**TO BE DONE:**
Carry none of the pictures over; write out the complete data exactly.

**DATA TO USE:**
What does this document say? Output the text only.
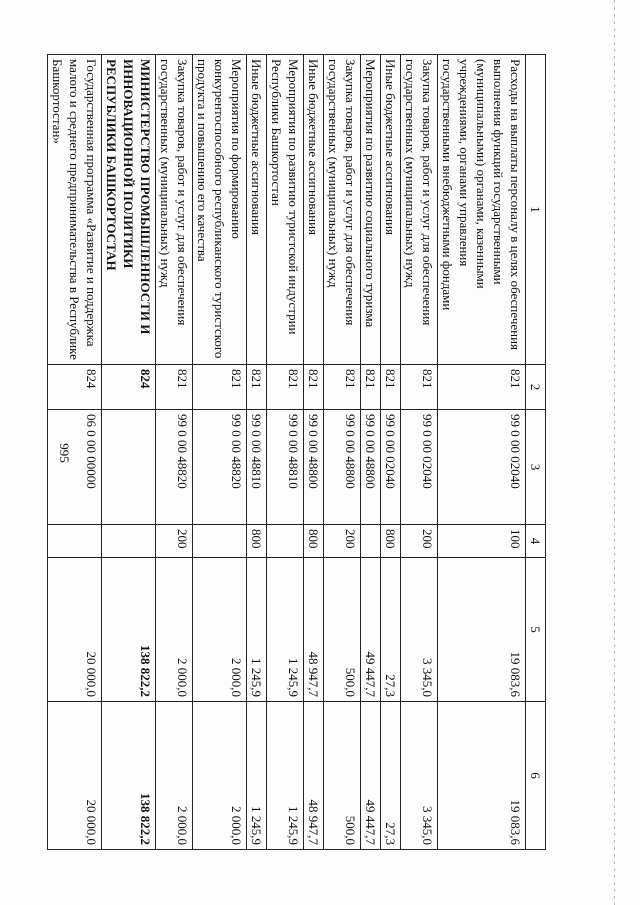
995
1	2	3	4	5	6
Расходы на выплаты персоналу в целях обеспечения выполнения функций государственными (муниципальными) органами, казенными учреждениями, органами управления государственными внебюджетными фондами	821	99 0 00 02040	100	19 083,6	19 083,6
Закупка товаров, работ и услуг для обеспечения государственных (муниципальных) нужд	821	99 0 00 02040	200	3 345,0	3 345,0
Иные бюджетные ассигнования	821	99 0 00 02040	800	27,3	27,3
Мероприятия по развитию социального туризма	821	99 0 00 48800		49 447,7	49 447,7
Закупка товаров, работ и услуг для обеспечения государственных (муниципальных) нужд	821	99 0 00 48800	200	500,0	500,0
Иные бюджетные ассигнования	821	99 0 00 48800	800	48 947,7	48 947,7
Мероприятия по развитию туристской индустрии Республики Башкортостан	821	99 0 00 48810		1 245,9	1 245,9
Иные бюджетные ассигнования	821	99 0 00 48810	800	1 245,9	1 245,9
Мероприятия по формированию конкурентоспособного республиканского туристского продукта и повышению его качества	821	99 0 00 48820		2 000,0	2 000,0
Закупка товаров, работ и услуг для обеспечения государственных (муниципальных) нужд	821	99 0 00 48820	200	2 000,0	2 000,0
МИНИСТЕРСТВО ПРОМЫШЛЕННОСТИ И ИННОВАЦИОННОЙ ПОЛИТИКИ РЕСПУБЛИКИ БАШКОРТОСТАН	824			138 822,2	138 822,2
Государственная программа «Развитие и поддержка малого и среднего предпринимательства в Республике Башкортостан»	824	06 0 00 00000		20 000,0	20 000,0
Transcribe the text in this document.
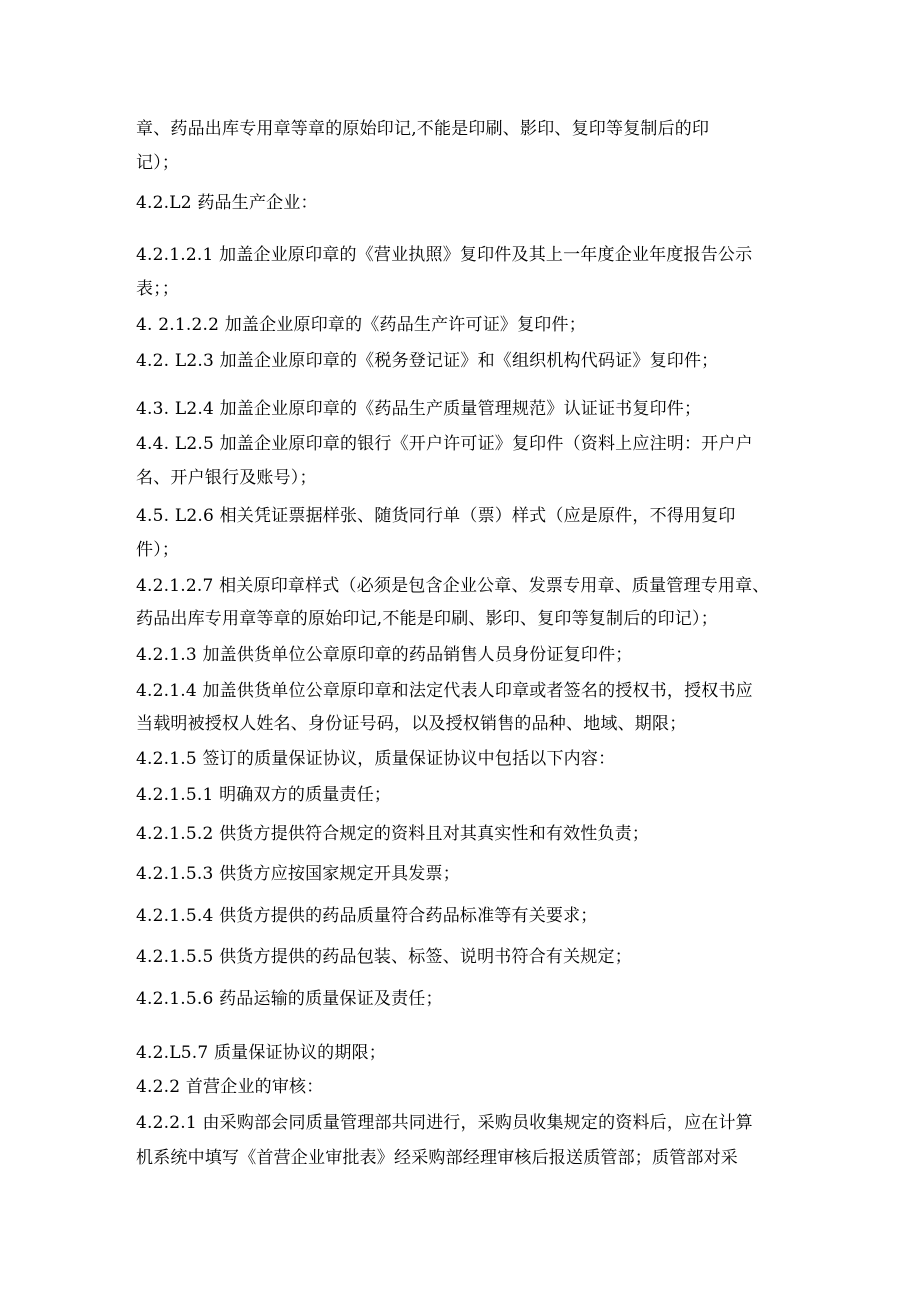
章、药品出库专用章等章的原始印记,不能是印刷、影印、复印等复制后的印
记）；
4.2.L2 药品生产企业：
4.2.1.2.1 加盖企业原印章的《营业执照》复印件及其上一年度企业年度报告公示
表；；
4. 2.1.2.2 加盖企业原印章的《药品生产许可证》复印件；
4.2. L2.3 加盖企业原印章的《税务登记证》和《组织机构代码证》复印件；
4.3. L2.4 加盖企业原印章的《药品生产质量管理规范》认证证书复印件；
4.4. L2.5 加盖企业原印章的银行《开户许可证》复印件（资料上应注明：开户户
名、开户银行及账号）；
4.5. L2.6 相关凭证票据样张、随货同行单（票）样式（应是原件，不得用复印
件）；
4.2.1.2.7 相关原印章样式（必须是包含企业公章、发票专用章、质量管理专用章、
药品出库专用章等章的原始印记,不能是印刷、影印、复印等复制后的印记）；
4.2.1.3 加盖供货单位公章原印章的药品销售人员身份证复印件；
4.2.1.4 加盖供货单位公章原印章和法定代表人印章或者签名的授权书，授权书应
当载明被授权人姓名、身份证号码，以及授权销售的品种、地域、期限；
4.2.1.5 签订的质量保证协议，质量保证协议中包括以下内容：
4.2.1.5.1 明确双方的质量责任；
4.2.1.5.2 供货方提供符合规定的资料且对其真实性和有效性负责；
4.2.1.5.3 供货方应按国家规定开具发票；
4.2.1.5.4 供货方提供的药品质量符合药品标准等有关要求；
4.2.1.5.5 供货方提供的药品包装、标签、说明书符合有关规定；
4.2.1.5.6 药品运输的质量保证及责任；
4.2.L5.7 质量保证协议的期限；
4.2.2 首营企业的审核：
4.2.2.1 由采购部会同质量管理部共同进行，采购员收集规定的资料后，应在计算
机系统中填写《首营企业审批表》经采购部经理审核后报送质管部；质管部对采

**CORRECT ANSWER:**
What does this document say? Output the text only.
995
1	2	3	4	5	6
Расходы на выплаты персоналу в целях обеспечения выполнения функций государственными (муниципальными) органами, казенными учреждениями, органами управления государственными внебюджетными фондами	821	99 0 00 02040	100	19 083,6	19 083,6
Закупка товаров, работ и услуг для обеспечения государственных (муниципальных) нужд	821	99 0 00 02040	200	3 345,0	3 345,0
Иные бюджетные ассигнования	821	99 0 00 02040	800	27,3	27,3
Мероприятия по развитию социального туризма	821	99 0 00 48800		49 447,7	49 447,7
Закупка товаров, работ и услуг для обеспечения государственных (муниципальных) нужд	821	99 0 00 48800	200	500,0	500,0
Иные бюджетные ассигнования	821	99 0 00 48800	800	48 947,7	48 947,7
Мероприятия по развитию туристской индустрии Республики Башкортостан	821	99 0 00 48810		1 245,9	1 245,9
Иные бюджетные ассигнования	821	99 0 00 48810	800	1 245,9	1 245,9
Мероприятия по формированию конкурентоспособного республиканского туристского продукта и повышению его качества	821	99 0 00 48820		2 000,0	2 000,0
Закупка товаров, работ и услуг для обеспечения государственных (муниципальных) нужд	821	99 0 00 48820	200	2 000,0	2 000,0
МИНИСТЕРСТВО ПРОМЫШЛЕННОСТИ И ИННОВАЦИОННОЙ ПОЛИТИКИ РЕСПУБЛИКИ БАШКОРТОСТАН	824			138 822,2	138 822,2
Государственная программа «Развитие и поддержка малого и среднего предпринимательства в Республике Башкортостан»	824	06 0 00 00000		20 000,0	20 000,0
Transcribe the text in this document.
章、药品出库专用章等章的原始印记,不能是印刷、影印、复印等复制后的印
记）；
4.2.L2 药品生产企业：
4.2.1.2.1 加盖企业原印章的《营业执照》复印件及其上一年度企业年度报告公示
表；；
4. 2.1.2.2 加盖企业原印章的《药品生产许可证》复印件；
4.2. L2.3 加盖企业原印章的《税务登记证》和《组织机构代码证》复印件；
4.3. L2.4 加盖企业原印章的《药品生产质量管理规范》认证证书复印件；
4.4. L2.5 加盖企业原印章的银行《开户许可证》复印件（资料上应注明：开户户
名、开户银行及账号）；
4.5. L2.6 相关凭证票据样张、随货同行单（票）样式（应是原件，不得用复印
件）；
4.2.1.2.7 相关原印章样式（必须是包含企业公章、发票专用章、质量管理专用章、
药品出库专用章等章的原始印记,不能是印刷、影印、复印等复制后的印记）；
4.2.1.3 加盖供货单位公章原印章的药品销售人员身份证复印件；
4.2.1.4 加盖供货单位公章原印章和法定代表人印章或者签名的授权书，授权书应
当载明被授权人姓名、身份证号码，以及授权销售的品种、地域、期限；
4.2.1.5 签订的质量保证协议，质量保证协议中包括以下内容：
4.2.1.5.1 明确双方的质量责任；
4.2.1.5.2 供货方提供符合规定的资料且对其真实性和有效性负责；
4.2.1.5.3 供货方应按国家规定开具发票；
4.2.1.5.4 供货方提供的药品质量符合药品标准等有关要求；
4.2.1.5.5 供货方提供的药品包装、标签、说明书符合有关规定；
4.2.1.5.6 药品运输的质量保证及责任；
4.2.L5.7 质量保证协议的期限；
4.2.2 首营企业的审核：
4.2.2.1 由采购部会同质量管理部共同进行，采购员收集规定的资料后，应在计算
机系统中填写《首营企业审批表》经采购部经理审核后报送质管部；质管部对采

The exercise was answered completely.